Could you copy every line from the material below in which "amount" appears?

━━━━━━

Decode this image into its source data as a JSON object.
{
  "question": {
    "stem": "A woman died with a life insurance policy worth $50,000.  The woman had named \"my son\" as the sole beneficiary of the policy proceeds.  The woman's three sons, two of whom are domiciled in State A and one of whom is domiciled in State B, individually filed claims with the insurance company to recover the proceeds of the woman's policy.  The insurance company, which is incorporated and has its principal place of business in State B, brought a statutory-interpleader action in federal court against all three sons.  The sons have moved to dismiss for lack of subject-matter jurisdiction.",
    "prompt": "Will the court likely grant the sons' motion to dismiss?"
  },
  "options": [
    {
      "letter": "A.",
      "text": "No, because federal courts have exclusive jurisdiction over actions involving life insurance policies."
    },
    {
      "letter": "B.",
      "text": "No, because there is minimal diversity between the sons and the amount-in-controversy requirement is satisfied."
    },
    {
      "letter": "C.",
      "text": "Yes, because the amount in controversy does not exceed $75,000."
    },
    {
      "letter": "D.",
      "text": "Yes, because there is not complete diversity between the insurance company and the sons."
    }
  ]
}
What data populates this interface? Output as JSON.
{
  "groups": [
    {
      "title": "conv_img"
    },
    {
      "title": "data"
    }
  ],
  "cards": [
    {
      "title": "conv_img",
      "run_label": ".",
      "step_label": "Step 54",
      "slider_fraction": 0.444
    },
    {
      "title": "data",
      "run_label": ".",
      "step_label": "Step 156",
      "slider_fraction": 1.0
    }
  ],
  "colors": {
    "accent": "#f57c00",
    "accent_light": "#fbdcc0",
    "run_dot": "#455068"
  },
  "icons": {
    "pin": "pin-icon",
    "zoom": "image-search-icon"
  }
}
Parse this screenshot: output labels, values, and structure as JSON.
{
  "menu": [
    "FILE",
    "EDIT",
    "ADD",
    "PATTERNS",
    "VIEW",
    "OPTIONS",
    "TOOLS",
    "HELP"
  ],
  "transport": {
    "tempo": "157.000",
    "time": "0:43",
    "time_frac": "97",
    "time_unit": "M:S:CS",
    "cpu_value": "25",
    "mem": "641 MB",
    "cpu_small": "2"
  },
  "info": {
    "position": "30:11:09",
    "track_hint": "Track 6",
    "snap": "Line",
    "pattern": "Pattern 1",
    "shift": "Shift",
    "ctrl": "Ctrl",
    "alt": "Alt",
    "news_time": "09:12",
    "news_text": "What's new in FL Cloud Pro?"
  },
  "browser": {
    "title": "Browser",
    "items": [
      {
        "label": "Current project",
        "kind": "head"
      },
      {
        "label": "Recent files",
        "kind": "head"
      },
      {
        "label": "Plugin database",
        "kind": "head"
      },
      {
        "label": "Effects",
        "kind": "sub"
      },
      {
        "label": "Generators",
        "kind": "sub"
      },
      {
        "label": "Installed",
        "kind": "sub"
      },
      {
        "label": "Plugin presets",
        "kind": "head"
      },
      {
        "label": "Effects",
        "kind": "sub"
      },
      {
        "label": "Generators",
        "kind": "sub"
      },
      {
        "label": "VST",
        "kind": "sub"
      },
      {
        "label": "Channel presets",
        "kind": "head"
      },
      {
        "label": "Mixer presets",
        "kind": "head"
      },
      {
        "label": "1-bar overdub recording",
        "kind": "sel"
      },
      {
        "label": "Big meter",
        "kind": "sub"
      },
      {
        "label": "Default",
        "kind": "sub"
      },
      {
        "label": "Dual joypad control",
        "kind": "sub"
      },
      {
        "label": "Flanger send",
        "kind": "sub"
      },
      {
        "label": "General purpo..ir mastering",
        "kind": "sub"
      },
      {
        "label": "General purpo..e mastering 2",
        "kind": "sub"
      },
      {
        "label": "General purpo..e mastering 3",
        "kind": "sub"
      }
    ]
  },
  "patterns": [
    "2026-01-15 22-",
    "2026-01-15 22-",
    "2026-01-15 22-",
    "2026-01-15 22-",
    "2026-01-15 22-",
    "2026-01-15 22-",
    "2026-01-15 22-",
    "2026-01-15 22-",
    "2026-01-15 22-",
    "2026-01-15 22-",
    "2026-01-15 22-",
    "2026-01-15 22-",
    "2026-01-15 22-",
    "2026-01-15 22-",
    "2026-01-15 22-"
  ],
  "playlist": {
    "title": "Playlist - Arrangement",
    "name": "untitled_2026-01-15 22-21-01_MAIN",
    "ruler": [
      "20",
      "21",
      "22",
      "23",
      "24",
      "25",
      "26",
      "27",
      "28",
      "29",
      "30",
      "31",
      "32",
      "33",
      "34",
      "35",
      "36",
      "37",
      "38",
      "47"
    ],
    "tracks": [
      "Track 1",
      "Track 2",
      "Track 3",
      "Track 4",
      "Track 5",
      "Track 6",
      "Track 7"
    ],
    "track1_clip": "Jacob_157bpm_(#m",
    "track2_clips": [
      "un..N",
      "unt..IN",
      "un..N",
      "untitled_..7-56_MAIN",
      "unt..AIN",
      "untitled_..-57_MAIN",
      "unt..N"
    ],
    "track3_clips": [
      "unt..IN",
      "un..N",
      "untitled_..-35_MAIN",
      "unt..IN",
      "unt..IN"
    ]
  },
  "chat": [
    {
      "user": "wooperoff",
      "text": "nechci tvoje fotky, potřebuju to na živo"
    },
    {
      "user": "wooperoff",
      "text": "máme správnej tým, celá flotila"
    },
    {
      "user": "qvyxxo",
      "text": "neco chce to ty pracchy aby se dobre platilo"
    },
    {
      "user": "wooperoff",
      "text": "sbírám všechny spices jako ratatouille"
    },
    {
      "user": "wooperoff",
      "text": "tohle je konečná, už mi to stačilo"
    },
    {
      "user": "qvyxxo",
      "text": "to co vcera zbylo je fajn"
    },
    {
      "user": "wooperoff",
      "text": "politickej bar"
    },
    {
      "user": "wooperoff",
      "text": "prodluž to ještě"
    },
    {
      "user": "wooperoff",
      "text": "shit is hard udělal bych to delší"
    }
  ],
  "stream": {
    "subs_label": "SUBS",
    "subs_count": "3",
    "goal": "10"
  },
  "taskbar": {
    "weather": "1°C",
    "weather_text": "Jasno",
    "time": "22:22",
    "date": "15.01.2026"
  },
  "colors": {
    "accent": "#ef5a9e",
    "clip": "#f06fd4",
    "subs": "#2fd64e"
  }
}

━━━━━━

**Reply:**
      "text": "No, because there is minimal diversity between the sons and the amount-in-controversy requirement is satisfied."
      "text": "Yes, because the amount in controversy does not exceed $75,000."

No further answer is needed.